■ **REQUEST**
Omit all pictures and give the records below again exactly as written.
══ DATA RECORDS ══
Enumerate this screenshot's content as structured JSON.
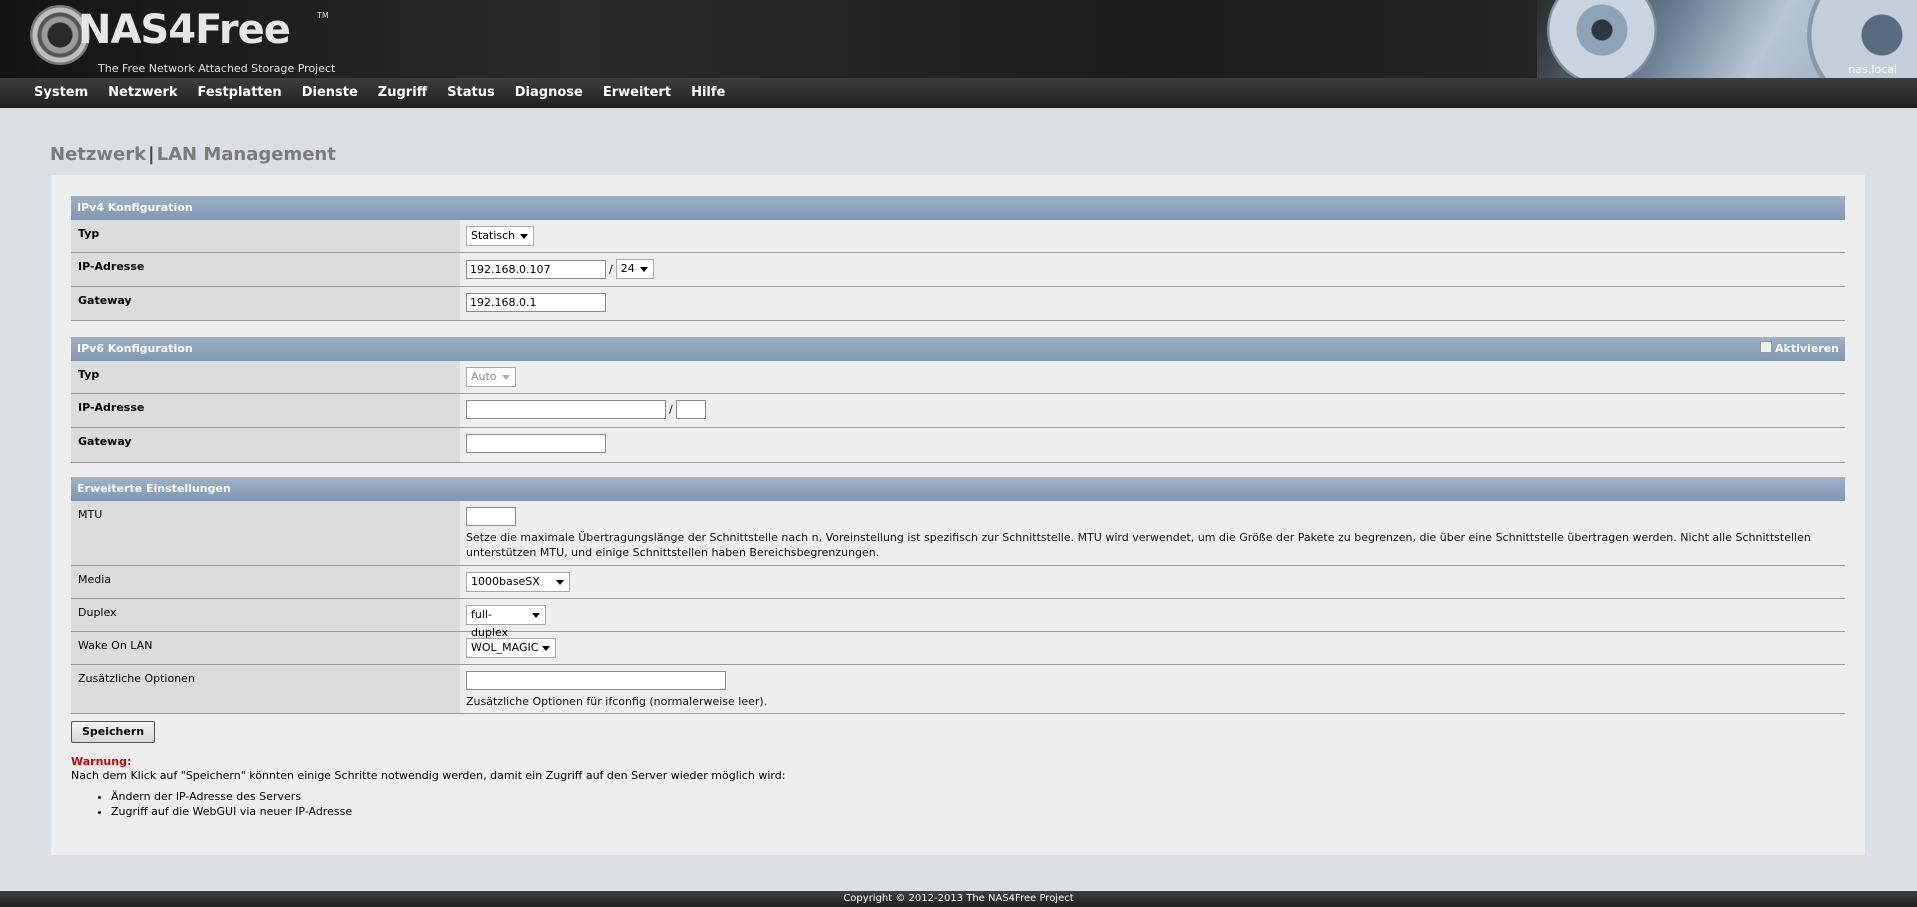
{
  "header": {
    "brand": "NAS4Free",
    "trademark": "TM",
    "tagline": "The Free Network Attached Storage Project",
    "hostname": "nas.local"
  },
  "nav": {
    "items": [
      "System",
      "Netzwerk",
      "Festplatten",
      "Dienste",
      "Zugriff",
      "Status",
      "Diagnose",
      "Erweitert",
      "Hilfe"
    ]
  },
  "page": {
    "title_part1": "Netzwerk",
    "title_sep": "|",
    "title_part2": "LAN Management"
  },
  "ipv4": {
    "heading": "IPv4 Konfiguration",
    "type_label": "Typ",
    "type_value": "Statisch",
    "ip_label": "IP-Adresse",
    "ip_value": "192.168.0.107",
    "slash": "/",
    "mask_value": "24",
    "gateway_label": "Gateway",
    "gateway_value": "192.168.0.1"
  },
  "ipv6": {
    "heading": "IPv6 Konfiguration",
    "activate_label": "Aktivieren",
    "activate_checked": false,
    "type_label": "Typ",
    "type_value": "Auto",
    "ip_label": "IP-Adresse",
    "ip_value": "",
    "slash": "/",
    "prefix_value": "",
    "gateway_label": "Gateway",
    "gateway_value": ""
  },
  "advanced": {
    "heading": "Erweiterte Einstellungen",
    "mtu_label": "MTU",
    "mtu_value": "",
    "mtu_desc": "Setze die maximale Übertragungslänge der Schnittstelle nach n, Voreinstellung ist spezifisch zur Schnittstelle. MTU wird verwendet, um die Größe der Pakete zu begrenzen, die über eine Schnittstelle übertragen werden. Nicht alle Schnittstellen unterstützen MTU, und einige Schnittstellen haben Bereichsbegrenzungen.",
    "media_label": "Media",
    "media_value": "1000baseSX",
    "duplex_label": "Duplex",
    "duplex_value": "full-duplex",
    "wol_label": "Wake On LAN",
    "wol_value": "WOL_MAGIC",
    "options_label": "Zusätzliche Optionen",
    "options_value": "",
    "options_desc": "Zusätzliche Optionen für ifconfig (normalerweise leer)."
  },
  "actions": {
    "save_label": "Speichern"
  },
  "warning": {
    "title": "Warnung:",
    "text": "Nach dem Klick auf \"Speichern\" könnten einige Schritte notwendig werden, damit ein Zugriff auf den Server wieder möglich wird:",
    "items": [
      "Ändern der IP-Adresse des Servers",
      "Zugriff auf die WebGUI via neuer IP-Adresse"
    ]
  },
  "footer": {
    "copyright": "Copyright © 2012-2013 The NAS4Free Project"
  }
}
═══
■ **SOLUTION**
Enumerate this screenshot's content as structured JSON.
{
  "header": {
    "brand": "NAS4Free",
    "trademark": "TM",
    "tagline": "The Free Network Attached Storage Project",
    "hostname": "nas.local"
  },
  "nav": {
    "items": [
      "System",
      "Netzwerk",
      "Festplatten",
      "Dienste",
      "Zugriff",
      "Status",
      "Diagnose",
      "Erweitert",
      "Hilfe"
    ]
  },
  "page": {
    "title_part1": "Netzwerk",
    "title_sep": "|",
    "title_part2": "LAN Management"
  },
  "ipv4": {
    "heading": "IPv4 Konfiguration",
    "type_label": "Typ",
    "type_value": "Statisch",
    "ip_label": "IP-Adresse",
    "ip_value": "192.168.0.107",
    "slash": "/",
    "mask_value": "24",
    "gateway_label": "Gateway",
    "gateway_value": "192.168.0.1"
  },
  "ipv6": {
    "heading": "IPv6 Konfiguration",
    "activate_label": "Aktivieren",
    "activate_checked": false,
    "type_label": "Typ",
    "type_value": "Auto",
    "ip_label": "IP-Adresse",
    "ip_value": "",
    "slash": "/",
    "prefix_value": "",
    "gateway_label": "Gateway",
    "gateway_value": ""
  },
  "advanced": {
    "heading": "Erweiterte Einstellungen",
    "mtu_label": "MTU",
    "mtu_value": "",
    "mtu_desc": "Setze die maximale Übertragungslänge der Schnittstelle nach n, Voreinstellung ist spezifisch zur Schnittstelle. MTU wird verwendet, um die Größe der Pakete zu begrenzen, die über eine Schnittstelle übertragen werden. Nicht alle Schnittstellen unterstützen MTU, und einige Schnittstellen haben Bereichsbegrenzungen.",
    "media_label": "Media",
    "media_value": "1000baseSX",
    "duplex_label": "Duplex",
    "duplex_value": "full-duplex",
    "wol_label": "Wake On LAN",
    "wol_value": "WOL_MAGIC",
    "options_label": "Zusätzliche Optionen",
    "options_value": "",
    "options_desc": "Zusätzliche Optionen für ifconfig (normalerweise leer)."
  },
  "actions": {
    "save_label": "Speichern"
  },
  "warning": {
    "title": "Warnung:",
    "text": "Nach dem Klick auf \"Speichern\" könnten einige Schritte notwendig werden, damit ein Zugriff auf den Server wieder möglich wird:",
    "items": [
      "Ändern der IP-Adresse des Servers",
      "Zugriff auf die WebGUI via neuer IP-Adresse"
    ]
  },
  "footer": {
    "copyright": "Copyright © 2012-2013 The NAS4Free Project"
  }
}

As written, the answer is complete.